*EXERCISE AIM*. Count how many lines below include the string "this", and give that number without anything else.

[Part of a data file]
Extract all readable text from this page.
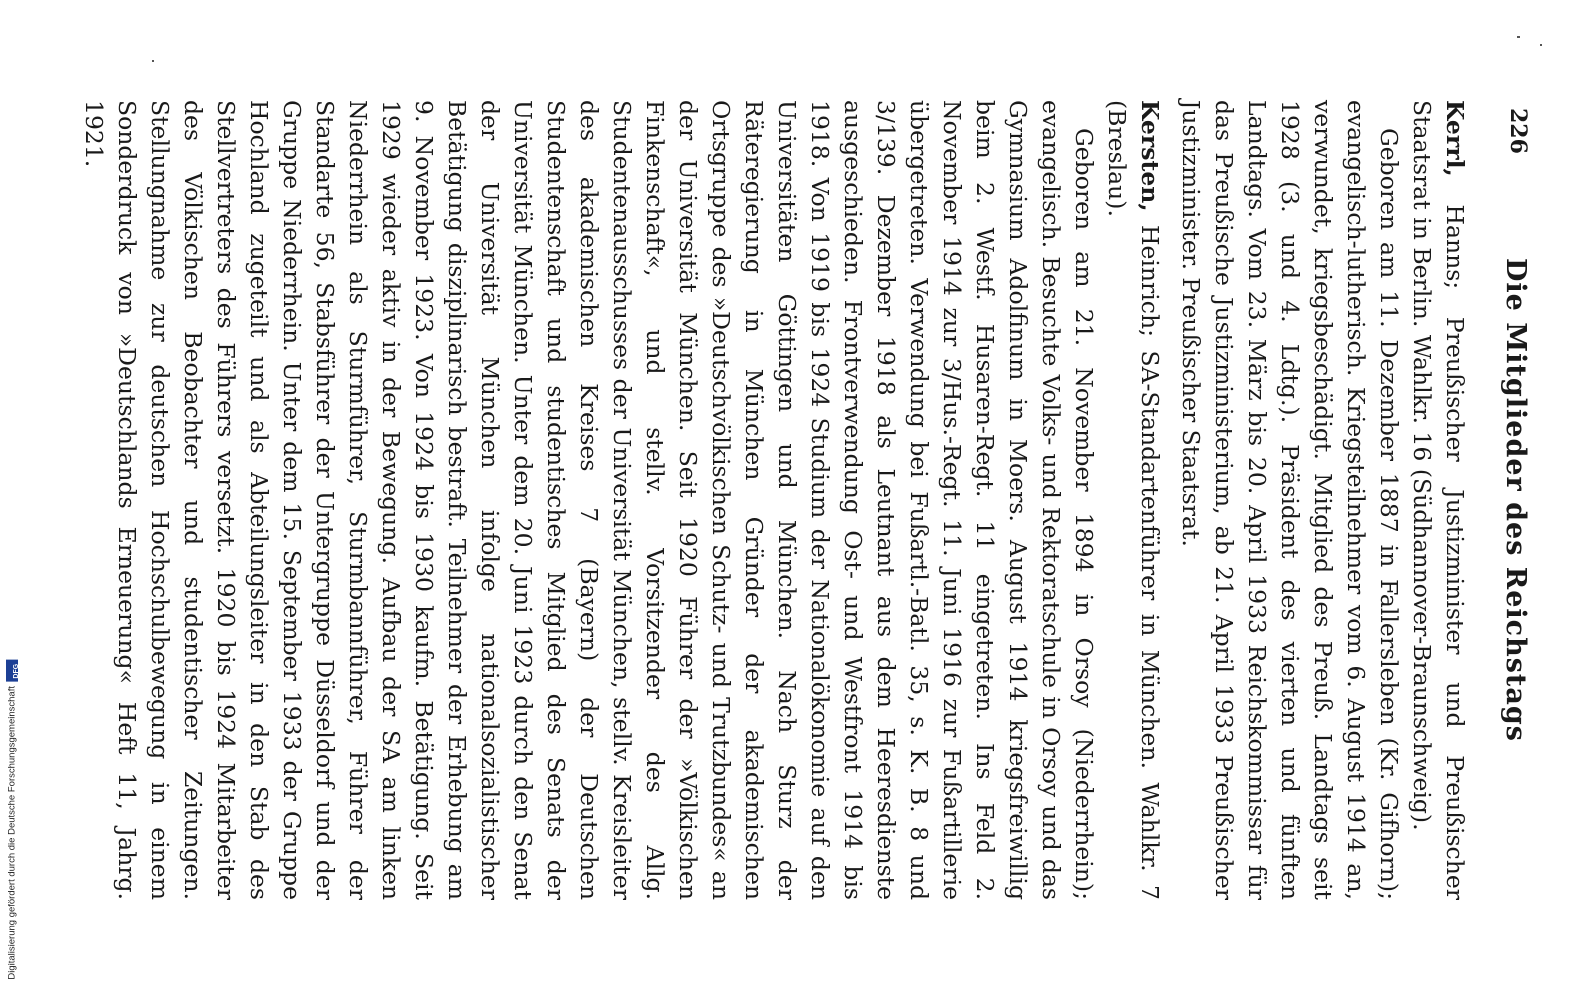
226
Die Mitglieder des Reichstags

Kerrl, Hanns; Preußischer Justizminister und Preußischer Staatsrat in Berlin. Wahlkr. 16 (Südhannover-Braunschweig).

Geboren am 11. Dezember 1887 in Fallersleben (Kr. Gifhorn); evangelisch-lutherisch. Kriegsteilnehmer vom 6. August 1914 an, verwundet, kriegsbeschädigt. Mitglied des Preuß. Landtags seit 1928 (3. und 4. Ldtg.). Präsident des vierten und fünften Landtags. Vom 23. März bis 20. April 1933 Reichskommissar für das Preußische Justizministerium, ab 21. April 1933 Preußischer Justizminister. Preußischer Staatsrat.

Kersten, Heinrich; SA-Standartenführer in München. Wahlkr. 7 (Breslau).

Geboren am 21. November 1894 in Orsoy (Niederrhein); evangelisch. Besuchte Volks- und Rektoratschule in Orsoy und das Gymnasium Adolfinum in Moers. August 1914 kriegsfreiwillig beim 2. Westf. Husaren-Regt. 11 eingetreten. Ins Feld 2. November 1914 zur 3/Hus.-Regt. 11. Juni 1916 zur Fußartillerie übergetreten. Verwendung bei Fußartl.-Batl. 35, s. K. B. 8 und 3/139. Dezember 1918 als Leutnant aus dem Heeresdienste ausgeschieden. Frontverwendung Ost- und Westfront 1914 bis 1918. Von 1919 bis 1924 Studium der Nationalökonomie auf den Universitäten Göttingen und München. Nach Sturz der Räteregierung in München Gründer der akademischen Ortsgruppe des »Deutschvölkischen Schutz- und Trutzbundes« an der Universität München. Seit 1920 Führer der »Völkischen Finkenschaft«, und stellv. Vorsitzender des Allg. Studentenausschusses der Universität München, stellv. Kreisleiter des akademischen Kreises 7 (Bayern) der Deutschen Studentenschaft und studentisches Mitglied des Senats der Universität München. Unter dem 20. Juni 1923 durch den Senat der Universität München infolge nationalsozialistischer Betätigung disziplinarisch bestraft. Teilnehmer der Erhebung am 9. November 1923. Von 1924 bis 1930 kaufm. Betätigung. Seit 1929 wieder aktiv in der Bewegung. Aufbau der SA am linken Niederrhein als Sturmführer, Sturmbannführer, Führer der Standarte 56, Stabsführer der Untergruppe Düsseldorf und der Gruppe Niederrhein. Unter dem 15. September 1933 der Gruppe Hochland zugeteilt und als Abteilungsleiter in den Stab des Stellvertreters des Führers versetzt. 1920 bis 1924 Mitarbeiter des Völkischen Beobachter und studentischer Zeitungen. Stellungnahme zur deutschen Hochschulbewegung in einem Sonderdruck von »Deutschlands Erneuerung« Heft 11, Jahrg. 1921.

Digitalisierung gefördert durch die Deutsche Forschungsgemeinschaft
DFG
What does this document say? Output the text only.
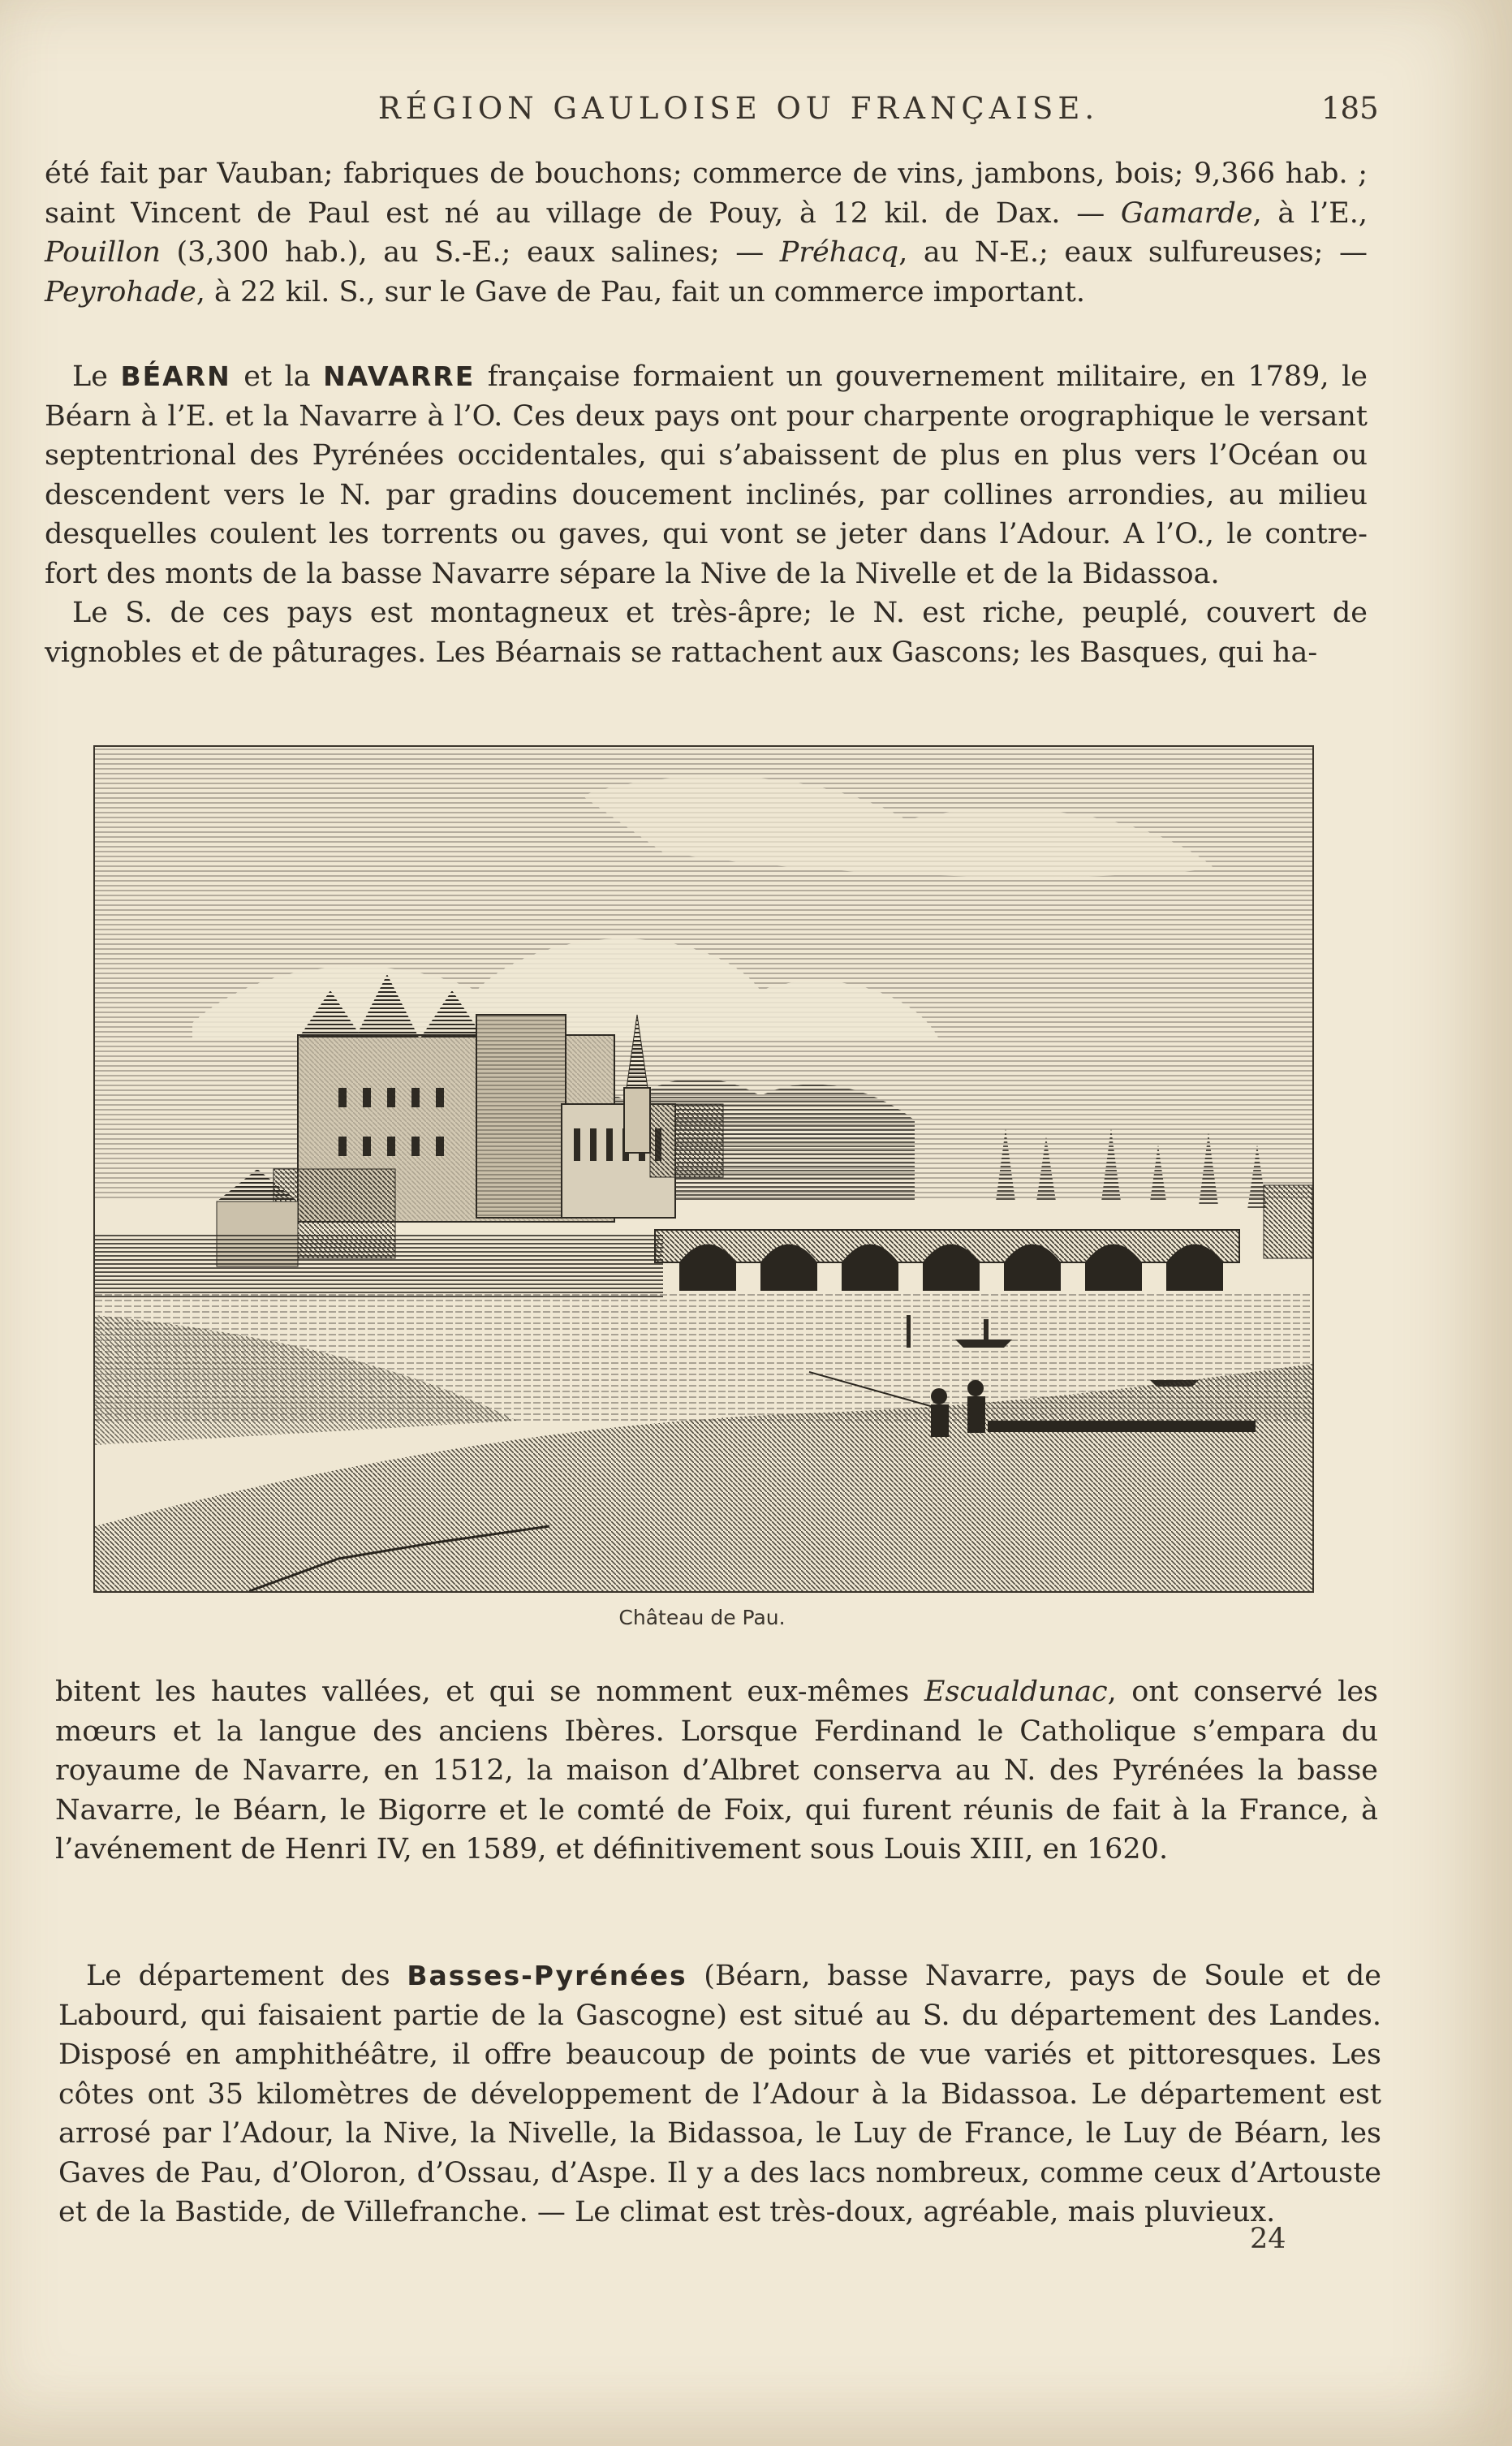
RÉGION GAULOISE OU FRANÇAISE.	185

été fait par Vauban; fabriques de bouchons; commerce de vins, jambons, bois; 9,366 hab. ; saint Vincent de Paul est né au village de Pouy, à 12 kil. de Dax. — Gamarde, à l’E., Pouillon (3,300 hab.), au S.-E.; eaux salines; — Préhacq, au N-E.; eaux sulfureuses; — Peyrohade, à 22 kil. S., sur le Gave de Pau, fait un commerce important.

Le BÉARN et la NAVARRE française formaient un gouvernement militaire, en 1789, le Béarn à l’E. et la Navarre à l’O. Ces deux pays ont pour charpente orographique le versant septentrional des Pyrénées occidentales, qui s’abaissent de plus en plus vers l’Océan ou descendent vers le N. par gradins doucement inclinés, par collines arrondies, au milieu desquelles coulent les torrents ou gaves, qui vont se jeter dans l’Adour. A l’O., le contre-fort des monts de la basse Navarre sépare la Nive de la Nivelle et de la Bidassoa.

Le S. de ces pays est montagneux et très-âpre; le N. est riche, peuplé, couvert de vignobles et de pâturages. Les Béarnais se rattachent aux Gascons; les Basques, qui ha-

Château de Pau.

bitent les hautes vallées, et qui se nomment eux-mêmes Escualdunac, ont conservé les mœurs et la langue des anciens Ibères. Lorsque Ferdinand le Catholique s’empara du royaume de Navarre, en 1512, la maison d’Albret conserva au N. des Pyrénées la basse Navarre, le Béarn, le Bigorre et le comté de Foix, qui furent réunis de fait à la France, à l’avénement de Henri IV, en 1589, et définitivement sous Louis XIII, en 1620.

Le département des Basses-Pyrénées (Béarn, basse Navarre, pays de Soule et de Labourd, qui faisaient partie de la Gascogne) est situé au S. du département des Landes. Disposé en amphithéâtre, il offre beaucoup de points de vue variés et pittoresques. Les côtes ont 35 kilomètres de développement de l’Adour à la Bidassoa. Le département est arrosé par l’Adour, la Nive, la Nivelle, la Bidassoa, le Luy de France, le Luy de Béarn, les Gaves de Pau, d’Oloron, d’Ossau, d’Aspe. Il y a des lacs nombreux, comme ceux d’Artouste et de la Bastide, de Villefranche. — Le climat est très-doux, agréable, mais pluvieux.

24
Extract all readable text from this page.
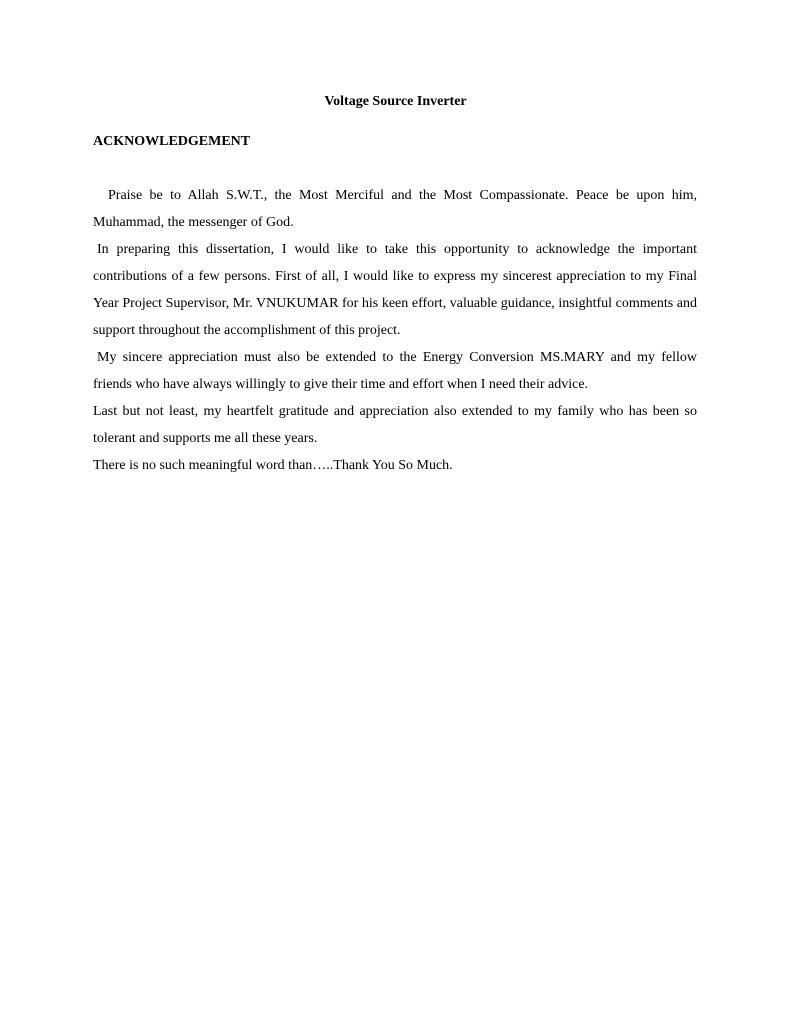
Voltage Source Inverter
ACKNOWLEDGEMENT

Praise be to Allah S.W.T., the Most Merciful and the Most Compassionate. Peace be upon him, Muhammad, the messenger of God.

In preparing this dissertation, I would like to take this opportunity to acknowledge the important contributions of a few persons. First of all, I would like to express my sincerest appreciation to my Final Year Project Supervisor, Mr. VNUKUMAR for his keen effort, valuable guidance, insightful comments and support throughout the accomplishment of this project.

My sincere appreciation must also be extended to the Energy Conversion MS.MARY and my fellow friends who have always willingly to give their time and effort when I need their advice.

Last but not least, my heartfelt gratitude and appreciation also extended to my family who has been so tolerant and supports me all these years.

There is no such meaningful word than…..Thank You So Much.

*OUTPUT OF THE EXERCISE*. 4